Requirements
Any picture among the records should be left out, please; retype the rest exactly.

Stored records
- - -

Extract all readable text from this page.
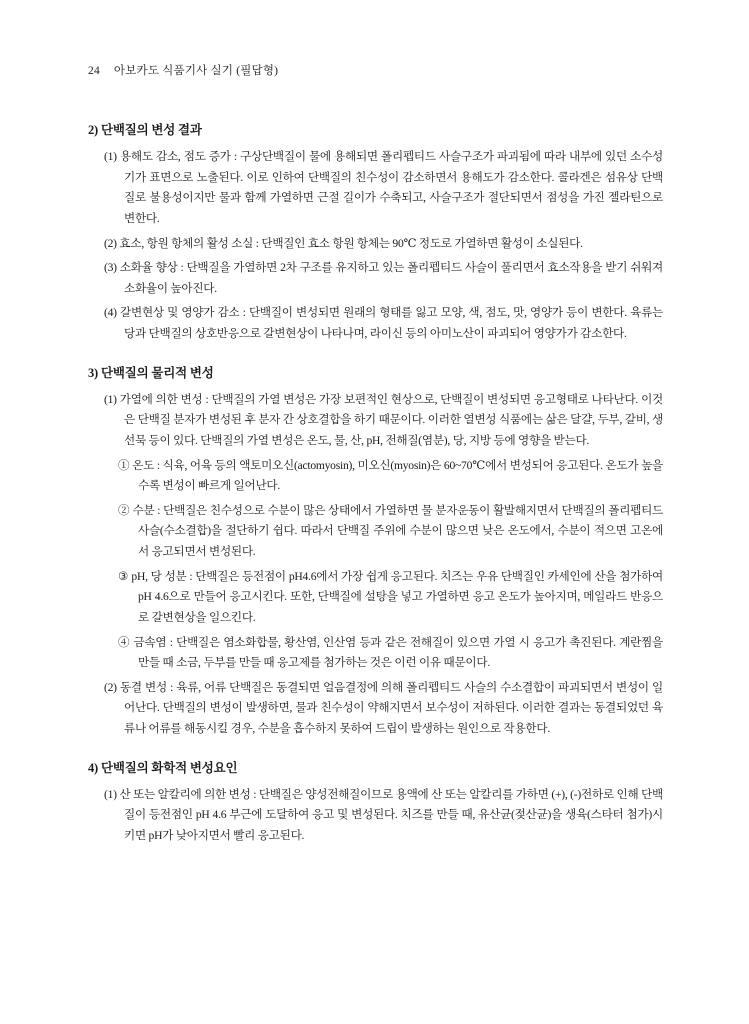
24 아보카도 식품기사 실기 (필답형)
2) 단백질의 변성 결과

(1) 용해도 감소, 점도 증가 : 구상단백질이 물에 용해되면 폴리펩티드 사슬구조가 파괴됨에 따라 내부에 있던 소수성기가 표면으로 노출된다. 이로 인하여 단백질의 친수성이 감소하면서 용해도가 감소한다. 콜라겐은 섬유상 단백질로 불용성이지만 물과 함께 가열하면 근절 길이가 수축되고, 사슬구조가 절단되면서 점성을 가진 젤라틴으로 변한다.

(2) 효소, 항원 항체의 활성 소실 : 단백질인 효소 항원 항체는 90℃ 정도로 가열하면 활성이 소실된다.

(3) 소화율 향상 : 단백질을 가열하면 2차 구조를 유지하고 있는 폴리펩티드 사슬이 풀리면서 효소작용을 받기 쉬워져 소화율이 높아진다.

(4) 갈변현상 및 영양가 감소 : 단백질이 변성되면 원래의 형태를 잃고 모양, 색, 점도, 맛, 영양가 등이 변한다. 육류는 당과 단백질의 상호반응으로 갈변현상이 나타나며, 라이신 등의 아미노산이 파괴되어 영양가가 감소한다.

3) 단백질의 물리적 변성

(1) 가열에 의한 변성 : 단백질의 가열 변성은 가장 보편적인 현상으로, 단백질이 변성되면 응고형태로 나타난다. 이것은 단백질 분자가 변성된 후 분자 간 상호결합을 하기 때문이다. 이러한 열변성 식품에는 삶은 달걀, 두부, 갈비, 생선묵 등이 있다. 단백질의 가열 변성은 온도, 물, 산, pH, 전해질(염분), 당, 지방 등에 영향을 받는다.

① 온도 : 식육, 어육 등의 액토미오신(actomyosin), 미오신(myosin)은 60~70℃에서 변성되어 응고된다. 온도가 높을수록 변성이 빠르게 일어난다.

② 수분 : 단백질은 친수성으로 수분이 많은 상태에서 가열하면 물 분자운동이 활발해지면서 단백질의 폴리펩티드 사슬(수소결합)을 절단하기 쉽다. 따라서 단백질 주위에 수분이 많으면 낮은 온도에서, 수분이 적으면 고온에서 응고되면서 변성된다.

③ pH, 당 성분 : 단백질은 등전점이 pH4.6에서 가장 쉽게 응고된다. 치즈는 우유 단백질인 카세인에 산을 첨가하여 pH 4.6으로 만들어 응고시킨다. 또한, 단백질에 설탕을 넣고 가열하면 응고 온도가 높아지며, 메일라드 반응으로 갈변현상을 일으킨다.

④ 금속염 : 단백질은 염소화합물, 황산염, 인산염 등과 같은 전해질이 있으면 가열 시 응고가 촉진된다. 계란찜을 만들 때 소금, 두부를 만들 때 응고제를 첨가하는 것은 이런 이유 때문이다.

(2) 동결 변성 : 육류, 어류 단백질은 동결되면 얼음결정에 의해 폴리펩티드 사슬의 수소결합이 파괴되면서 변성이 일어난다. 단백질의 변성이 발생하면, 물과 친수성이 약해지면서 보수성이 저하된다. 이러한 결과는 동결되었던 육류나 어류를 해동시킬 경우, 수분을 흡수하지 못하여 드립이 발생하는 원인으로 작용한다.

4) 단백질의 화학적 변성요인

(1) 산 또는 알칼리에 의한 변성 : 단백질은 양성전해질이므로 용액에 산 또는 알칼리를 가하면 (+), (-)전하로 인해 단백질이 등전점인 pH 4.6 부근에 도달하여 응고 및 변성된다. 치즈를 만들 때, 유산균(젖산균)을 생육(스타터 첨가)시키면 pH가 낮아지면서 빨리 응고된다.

- - -

Written reply
Extract all readable text from this page.
24 아보카도 식품기사 실기 (필답형)
2) 단백질의 변성 결과

(1) 용해도 감소, 점도 증가 : 구상단백질이 물에 용해되면 폴리펩티드 사슬구조가 파괴됨에 따라 내부에 있던 소수성기가 표면으로 노출된다. 이로 인하여 단백질의 친수성이 감소하면서 용해도가 감소한다. 콜라겐은 섬유상 단백질로 불용성이지만 물과 함께 가열하면 근절 길이가 수축되고, 사슬구조가 절단되면서 점성을 가진 젤라틴으로 변한다.

(2) 효소, 항원 항체의 활성 소실 : 단백질인 효소 항원 항체는 90℃ 정도로 가열하면 활성이 소실된다.

(3) 소화율 향상 : 단백질을 가열하면 2차 구조를 유지하고 있는 폴리펩티드 사슬이 풀리면서 효소작용을 받기 쉬워져 소화율이 높아진다.

(4) 갈변현상 및 영양가 감소 : 단백질이 변성되면 원래의 형태를 잃고 모양, 색, 점도, 맛, 영양가 등이 변한다. 육류는 당과 단백질의 상호반응으로 갈변현상이 나타나며, 라이신 등의 아미노산이 파괴되어 영양가가 감소한다.

3) 단백질의 물리적 변성

(1) 가열에 의한 변성 : 단백질의 가열 변성은 가장 보편적인 현상으로, 단백질이 변성되면 응고형태로 나타난다. 이것은 단백질 분자가 변성된 후 분자 간 상호결합을 하기 때문이다. 이러한 열변성 식품에는 삶은 달걀, 두부, 갈비, 생선묵 등이 있다. 단백질의 가열 변성은 온도, 물, 산, pH, 전해질(염분), 당, 지방 등에 영향을 받는다.

① 온도 : 식육, 어육 등의 액토미오신(actomyosin), 미오신(myosin)은 60~70℃에서 변성되어 응고된다. 온도가 높을수록 변성이 빠르게 일어난다.

② 수분 : 단백질은 친수성으로 수분이 많은 상태에서 가열하면 물 분자운동이 활발해지면서 단백질의 폴리펩티드 사슬(수소결합)을 절단하기 쉽다. 따라서 단백질 주위에 수분이 많으면 낮은 온도에서, 수분이 적으면 고온에서 응고되면서 변성된다.

③ pH, 당 성분 : 단백질은 등전점이 pH4.6에서 가장 쉽게 응고된다. 치즈는 우유 단백질인 카세인에 산을 첨가하여 pH 4.6으로 만들어 응고시킨다. 또한, 단백질에 설탕을 넣고 가열하면 응고 온도가 높아지며, 메일라드 반응으로 갈변현상을 일으킨다.

④ 금속염 : 단백질은 염소화합물, 황산염, 인산염 등과 같은 전해질이 있으면 가열 시 응고가 촉진된다. 계란찜을 만들 때 소금, 두부를 만들 때 응고제를 첨가하는 것은 이런 이유 때문이다.

(2) 동결 변성 : 육류, 어류 단백질은 동결되면 얼음결정에 의해 폴리펩티드 사슬의 수소결합이 파괴되면서 변성이 일어난다. 단백질의 변성이 발생하면, 물과 친수성이 약해지면서 보수성이 저하된다. 이러한 결과는 동결되었던 육류나 어류를 해동시킬 경우, 수분을 흡수하지 못하여 드립이 발생하는 원인으로 작용한다.

4) 단백질의 화학적 변성요인

(1) 산 또는 알칼리에 의한 변성 : 단백질은 양성전해질이므로 용액에 산 또는 알칼리를 가하면 (+), (-)전하로 인해 단백질이 등전점인 pH 4.6 부근에 도달하여 응고 및 변성된다. 치즈를 만들 때, 유산균(젖산균)을 생육(스타터 첨가)시키면 pH가 낮아지면서 빨리 응고된다.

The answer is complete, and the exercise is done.